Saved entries

* * * * *

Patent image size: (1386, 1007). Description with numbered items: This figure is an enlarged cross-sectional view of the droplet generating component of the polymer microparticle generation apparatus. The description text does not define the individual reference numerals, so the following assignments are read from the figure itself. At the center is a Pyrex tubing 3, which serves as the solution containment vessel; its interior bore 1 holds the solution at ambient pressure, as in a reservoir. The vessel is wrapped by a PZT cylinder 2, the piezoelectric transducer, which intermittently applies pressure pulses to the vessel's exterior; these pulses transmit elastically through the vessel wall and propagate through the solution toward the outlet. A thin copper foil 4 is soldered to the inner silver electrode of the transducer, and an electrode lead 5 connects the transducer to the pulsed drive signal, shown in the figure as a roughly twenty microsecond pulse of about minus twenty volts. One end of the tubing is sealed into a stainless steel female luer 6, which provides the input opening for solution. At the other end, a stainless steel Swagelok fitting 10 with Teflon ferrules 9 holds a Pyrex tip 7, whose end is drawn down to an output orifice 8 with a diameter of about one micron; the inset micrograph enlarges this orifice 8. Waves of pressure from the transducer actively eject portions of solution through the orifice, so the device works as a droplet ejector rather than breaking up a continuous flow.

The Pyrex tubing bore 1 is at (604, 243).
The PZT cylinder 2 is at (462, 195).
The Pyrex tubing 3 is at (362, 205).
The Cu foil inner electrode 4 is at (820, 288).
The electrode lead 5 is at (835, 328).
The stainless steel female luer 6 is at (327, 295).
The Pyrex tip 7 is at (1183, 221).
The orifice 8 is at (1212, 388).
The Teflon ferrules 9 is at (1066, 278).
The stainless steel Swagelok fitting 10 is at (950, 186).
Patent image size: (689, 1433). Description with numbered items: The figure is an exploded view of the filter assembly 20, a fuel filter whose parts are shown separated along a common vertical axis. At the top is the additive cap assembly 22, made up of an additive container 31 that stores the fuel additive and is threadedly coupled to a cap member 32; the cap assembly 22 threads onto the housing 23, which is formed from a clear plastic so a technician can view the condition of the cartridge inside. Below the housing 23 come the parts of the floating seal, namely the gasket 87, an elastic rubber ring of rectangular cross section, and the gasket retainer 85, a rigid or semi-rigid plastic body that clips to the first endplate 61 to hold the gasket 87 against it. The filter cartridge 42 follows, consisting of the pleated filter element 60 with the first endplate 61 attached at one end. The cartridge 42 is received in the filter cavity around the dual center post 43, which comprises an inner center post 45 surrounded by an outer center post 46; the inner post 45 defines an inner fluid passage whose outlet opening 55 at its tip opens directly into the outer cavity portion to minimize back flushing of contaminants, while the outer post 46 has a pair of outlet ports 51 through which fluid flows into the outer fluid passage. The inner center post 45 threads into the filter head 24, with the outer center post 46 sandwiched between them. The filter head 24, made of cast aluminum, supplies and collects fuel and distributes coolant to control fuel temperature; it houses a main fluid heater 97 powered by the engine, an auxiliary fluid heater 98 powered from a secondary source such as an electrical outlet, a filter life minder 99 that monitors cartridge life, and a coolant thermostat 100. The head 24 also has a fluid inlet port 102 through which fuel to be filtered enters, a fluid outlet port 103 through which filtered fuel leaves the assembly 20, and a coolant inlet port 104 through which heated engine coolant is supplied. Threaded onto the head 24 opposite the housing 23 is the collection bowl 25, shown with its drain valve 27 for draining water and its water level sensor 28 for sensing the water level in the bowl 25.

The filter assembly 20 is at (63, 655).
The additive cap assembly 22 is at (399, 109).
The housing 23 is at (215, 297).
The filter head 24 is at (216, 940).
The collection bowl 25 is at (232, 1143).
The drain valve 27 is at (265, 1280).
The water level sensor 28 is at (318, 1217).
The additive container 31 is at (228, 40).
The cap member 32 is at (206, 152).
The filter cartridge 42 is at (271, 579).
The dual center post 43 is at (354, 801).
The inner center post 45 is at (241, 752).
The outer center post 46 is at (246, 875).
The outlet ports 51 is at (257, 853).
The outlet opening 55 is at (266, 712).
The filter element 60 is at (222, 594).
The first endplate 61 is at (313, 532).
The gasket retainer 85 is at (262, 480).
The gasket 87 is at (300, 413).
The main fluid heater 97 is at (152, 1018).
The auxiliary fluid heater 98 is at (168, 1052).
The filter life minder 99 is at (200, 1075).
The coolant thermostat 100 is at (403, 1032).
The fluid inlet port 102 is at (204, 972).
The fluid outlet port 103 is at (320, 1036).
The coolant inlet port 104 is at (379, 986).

* * * * *

### TASK TO CARRY OUT:
Identify each row above that contains the string "foil" and copy it out in full. Treat the match as case-sensitive.

### FULL OUTPUT:
Patent image size: (1386, 1007). Description with numbered items: This figure is an enlarged cross-sectional view of the droplet generating component of the polymer microparticle generation apparatus. The description text does not define the individual reference numerals, so the following assignments are read from the figure itself. At the center is a Pyrex tubing 3, which serves as the solution containment vessel; its interior bore 1 holds the solution at ambient pressure, as in a reservoir. The vessel is wrapped by a PZT cylinder 2, the piezoelectric transducer, which intermittently applies pressure pulses to the vessel's exterior; these pulses transmit elastically through the vessel wall and propagate through the solution toward the outlet. A thin copper foil 4 is soldered to the inner silver electrode of the transducer, and an electrode lead 5 connects the transducer to the pulsed drive signal, shown in the figure as a roughly twenty microsecond pulse of about minus twenty volts. One end of the tubing is sealed into a stainless steel female luer 6, which provides the input opening for solution. At the other end, a stainless steel Swagelok fitting 10 with Teflon ferrules 9 holds a Pyrex tip 7, whose end is drawn down to an output orifice 8 with a diameter of about one micron; the inset micrograph enlarges this orifice 8. Waves of pressure from the transducer actively eject portions of solution through the orifice, so the device works as a droplet ejector rather than breaking up a continuous flow.
The Cu foil inner electrode 4 is at (820, 288).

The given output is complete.